**EXERCISE OBJECTIVE**
Report the count of lines containing the word "arcmin" in the entries below, and nothing more.

**RECORDED DATA**
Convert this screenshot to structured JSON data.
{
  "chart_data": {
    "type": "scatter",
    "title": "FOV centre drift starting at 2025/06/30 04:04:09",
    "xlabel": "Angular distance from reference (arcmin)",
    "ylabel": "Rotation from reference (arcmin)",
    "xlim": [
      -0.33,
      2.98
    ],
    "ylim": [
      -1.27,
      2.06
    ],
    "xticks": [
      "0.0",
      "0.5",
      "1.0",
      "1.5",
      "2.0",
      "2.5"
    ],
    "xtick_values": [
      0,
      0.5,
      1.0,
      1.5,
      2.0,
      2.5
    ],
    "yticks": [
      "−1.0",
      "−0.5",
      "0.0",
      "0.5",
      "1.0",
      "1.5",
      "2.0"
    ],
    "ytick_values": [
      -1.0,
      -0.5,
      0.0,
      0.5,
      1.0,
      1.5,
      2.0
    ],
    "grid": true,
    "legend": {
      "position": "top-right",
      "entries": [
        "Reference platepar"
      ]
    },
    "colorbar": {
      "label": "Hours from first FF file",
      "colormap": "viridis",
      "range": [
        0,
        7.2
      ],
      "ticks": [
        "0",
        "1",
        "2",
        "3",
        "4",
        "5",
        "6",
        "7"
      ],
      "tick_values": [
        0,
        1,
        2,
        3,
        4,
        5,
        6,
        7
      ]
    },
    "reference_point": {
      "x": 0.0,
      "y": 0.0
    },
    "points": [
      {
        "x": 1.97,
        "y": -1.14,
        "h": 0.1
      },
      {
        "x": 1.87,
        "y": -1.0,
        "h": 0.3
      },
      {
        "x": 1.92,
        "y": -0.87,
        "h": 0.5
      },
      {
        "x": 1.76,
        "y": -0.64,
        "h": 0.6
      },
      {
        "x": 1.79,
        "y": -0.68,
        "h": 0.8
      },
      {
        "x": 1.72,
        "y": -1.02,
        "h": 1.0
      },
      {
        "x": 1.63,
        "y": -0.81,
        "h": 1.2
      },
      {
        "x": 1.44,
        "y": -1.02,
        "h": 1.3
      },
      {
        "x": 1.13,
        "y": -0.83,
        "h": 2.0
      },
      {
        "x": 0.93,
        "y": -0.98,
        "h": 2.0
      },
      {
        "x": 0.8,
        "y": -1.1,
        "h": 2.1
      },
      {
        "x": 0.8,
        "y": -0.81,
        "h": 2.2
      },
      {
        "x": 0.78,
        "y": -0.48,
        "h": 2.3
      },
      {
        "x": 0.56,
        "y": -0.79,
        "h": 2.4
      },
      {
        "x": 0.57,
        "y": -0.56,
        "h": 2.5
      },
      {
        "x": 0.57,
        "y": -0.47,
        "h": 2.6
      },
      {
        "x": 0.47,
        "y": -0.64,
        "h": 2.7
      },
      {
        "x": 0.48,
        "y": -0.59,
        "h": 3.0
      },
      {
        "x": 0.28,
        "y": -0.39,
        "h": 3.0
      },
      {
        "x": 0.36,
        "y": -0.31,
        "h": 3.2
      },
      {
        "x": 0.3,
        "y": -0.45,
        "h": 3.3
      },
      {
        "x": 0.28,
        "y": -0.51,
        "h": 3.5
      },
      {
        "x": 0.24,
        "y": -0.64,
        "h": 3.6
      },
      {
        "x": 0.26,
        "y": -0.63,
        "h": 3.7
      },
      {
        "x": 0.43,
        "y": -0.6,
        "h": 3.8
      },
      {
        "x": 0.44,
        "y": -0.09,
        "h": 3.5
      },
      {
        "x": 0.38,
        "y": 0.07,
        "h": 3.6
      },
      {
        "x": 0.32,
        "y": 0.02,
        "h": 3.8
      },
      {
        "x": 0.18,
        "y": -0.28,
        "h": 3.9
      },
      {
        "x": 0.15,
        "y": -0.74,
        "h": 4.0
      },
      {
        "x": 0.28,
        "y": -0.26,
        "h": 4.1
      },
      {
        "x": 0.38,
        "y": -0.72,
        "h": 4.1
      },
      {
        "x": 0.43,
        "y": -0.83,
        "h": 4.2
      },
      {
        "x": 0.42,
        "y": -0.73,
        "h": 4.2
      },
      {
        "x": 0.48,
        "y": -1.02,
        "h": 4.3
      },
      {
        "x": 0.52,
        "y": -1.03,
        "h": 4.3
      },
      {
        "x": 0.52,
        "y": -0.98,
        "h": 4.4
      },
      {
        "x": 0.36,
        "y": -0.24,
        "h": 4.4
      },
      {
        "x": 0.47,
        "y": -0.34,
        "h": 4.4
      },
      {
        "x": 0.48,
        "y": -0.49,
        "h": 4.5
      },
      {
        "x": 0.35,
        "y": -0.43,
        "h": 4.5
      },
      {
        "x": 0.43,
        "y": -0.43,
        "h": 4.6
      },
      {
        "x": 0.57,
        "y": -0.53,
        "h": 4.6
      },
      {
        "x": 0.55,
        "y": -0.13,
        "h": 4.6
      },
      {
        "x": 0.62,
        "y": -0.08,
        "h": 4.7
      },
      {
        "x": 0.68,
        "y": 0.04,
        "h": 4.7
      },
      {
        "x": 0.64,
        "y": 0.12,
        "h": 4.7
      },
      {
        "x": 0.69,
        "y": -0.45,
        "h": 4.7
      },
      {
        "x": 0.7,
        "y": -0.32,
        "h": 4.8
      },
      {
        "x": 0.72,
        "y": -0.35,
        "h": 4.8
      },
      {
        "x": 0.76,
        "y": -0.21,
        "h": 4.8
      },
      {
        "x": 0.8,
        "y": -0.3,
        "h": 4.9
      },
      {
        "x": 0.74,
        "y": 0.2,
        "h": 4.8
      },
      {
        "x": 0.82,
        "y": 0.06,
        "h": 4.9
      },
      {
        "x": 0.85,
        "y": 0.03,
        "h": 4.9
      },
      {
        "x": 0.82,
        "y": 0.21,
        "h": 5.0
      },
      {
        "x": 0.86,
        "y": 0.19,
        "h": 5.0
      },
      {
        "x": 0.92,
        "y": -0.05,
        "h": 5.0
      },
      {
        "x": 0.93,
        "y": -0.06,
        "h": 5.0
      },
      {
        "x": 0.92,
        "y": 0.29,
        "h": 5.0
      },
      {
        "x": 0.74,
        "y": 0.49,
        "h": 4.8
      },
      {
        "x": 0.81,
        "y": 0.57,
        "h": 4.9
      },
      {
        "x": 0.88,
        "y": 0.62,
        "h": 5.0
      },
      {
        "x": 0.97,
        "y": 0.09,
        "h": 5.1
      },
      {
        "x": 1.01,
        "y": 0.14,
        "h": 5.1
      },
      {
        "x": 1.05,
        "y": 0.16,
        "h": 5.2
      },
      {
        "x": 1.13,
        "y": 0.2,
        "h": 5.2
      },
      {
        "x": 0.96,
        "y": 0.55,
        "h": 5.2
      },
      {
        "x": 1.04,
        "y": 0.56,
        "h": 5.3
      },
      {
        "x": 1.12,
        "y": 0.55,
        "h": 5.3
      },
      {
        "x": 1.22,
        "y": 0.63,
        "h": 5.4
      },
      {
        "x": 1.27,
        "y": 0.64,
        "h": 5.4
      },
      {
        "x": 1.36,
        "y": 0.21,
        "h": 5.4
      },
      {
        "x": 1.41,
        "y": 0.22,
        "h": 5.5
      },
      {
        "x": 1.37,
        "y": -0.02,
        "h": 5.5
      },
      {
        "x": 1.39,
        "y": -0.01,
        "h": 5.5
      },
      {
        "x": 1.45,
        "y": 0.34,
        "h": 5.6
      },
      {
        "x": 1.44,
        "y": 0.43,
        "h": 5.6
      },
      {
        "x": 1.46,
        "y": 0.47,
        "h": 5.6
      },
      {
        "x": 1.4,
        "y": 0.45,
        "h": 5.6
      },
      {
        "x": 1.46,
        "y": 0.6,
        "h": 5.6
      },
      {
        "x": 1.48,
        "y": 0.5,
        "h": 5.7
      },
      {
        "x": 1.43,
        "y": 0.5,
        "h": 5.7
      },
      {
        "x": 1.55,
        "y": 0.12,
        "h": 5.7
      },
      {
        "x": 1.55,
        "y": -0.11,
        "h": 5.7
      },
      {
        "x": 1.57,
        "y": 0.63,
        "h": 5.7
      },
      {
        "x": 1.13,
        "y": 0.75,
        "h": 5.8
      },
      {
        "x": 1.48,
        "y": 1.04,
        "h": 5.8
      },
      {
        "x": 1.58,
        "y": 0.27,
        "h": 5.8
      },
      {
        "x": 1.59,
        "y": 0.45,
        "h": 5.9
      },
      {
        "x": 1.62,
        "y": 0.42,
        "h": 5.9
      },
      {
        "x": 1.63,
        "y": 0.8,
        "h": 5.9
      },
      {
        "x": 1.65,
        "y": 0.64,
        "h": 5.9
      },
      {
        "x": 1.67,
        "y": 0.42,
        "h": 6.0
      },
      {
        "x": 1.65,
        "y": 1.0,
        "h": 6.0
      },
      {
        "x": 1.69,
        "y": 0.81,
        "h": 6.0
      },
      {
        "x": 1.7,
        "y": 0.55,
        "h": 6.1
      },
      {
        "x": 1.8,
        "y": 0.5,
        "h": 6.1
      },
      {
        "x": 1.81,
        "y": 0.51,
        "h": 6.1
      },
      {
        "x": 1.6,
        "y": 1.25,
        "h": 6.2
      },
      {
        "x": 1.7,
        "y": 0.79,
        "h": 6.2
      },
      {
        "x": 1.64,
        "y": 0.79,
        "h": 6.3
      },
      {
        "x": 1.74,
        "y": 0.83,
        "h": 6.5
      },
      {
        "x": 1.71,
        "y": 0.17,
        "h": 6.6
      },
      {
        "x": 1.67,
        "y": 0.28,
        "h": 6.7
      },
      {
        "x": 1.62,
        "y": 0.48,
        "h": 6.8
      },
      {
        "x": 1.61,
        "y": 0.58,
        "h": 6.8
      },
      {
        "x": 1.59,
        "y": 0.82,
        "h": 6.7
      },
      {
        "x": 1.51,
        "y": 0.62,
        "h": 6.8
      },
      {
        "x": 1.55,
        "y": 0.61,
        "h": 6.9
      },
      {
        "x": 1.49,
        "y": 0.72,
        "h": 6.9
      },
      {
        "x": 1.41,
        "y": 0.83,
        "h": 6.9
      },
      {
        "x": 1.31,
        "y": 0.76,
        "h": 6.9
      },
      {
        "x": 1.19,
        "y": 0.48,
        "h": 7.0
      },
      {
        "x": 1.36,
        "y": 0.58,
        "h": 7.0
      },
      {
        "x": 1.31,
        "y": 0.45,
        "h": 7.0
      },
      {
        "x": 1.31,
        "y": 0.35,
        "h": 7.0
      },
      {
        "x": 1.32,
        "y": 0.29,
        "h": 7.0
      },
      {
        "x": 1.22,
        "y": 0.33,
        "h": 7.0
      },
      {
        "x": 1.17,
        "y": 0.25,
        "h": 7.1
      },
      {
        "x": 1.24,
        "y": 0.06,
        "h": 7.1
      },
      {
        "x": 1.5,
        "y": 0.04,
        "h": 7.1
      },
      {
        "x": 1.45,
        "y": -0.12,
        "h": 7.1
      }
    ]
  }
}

**CORRECT ANSWER**
2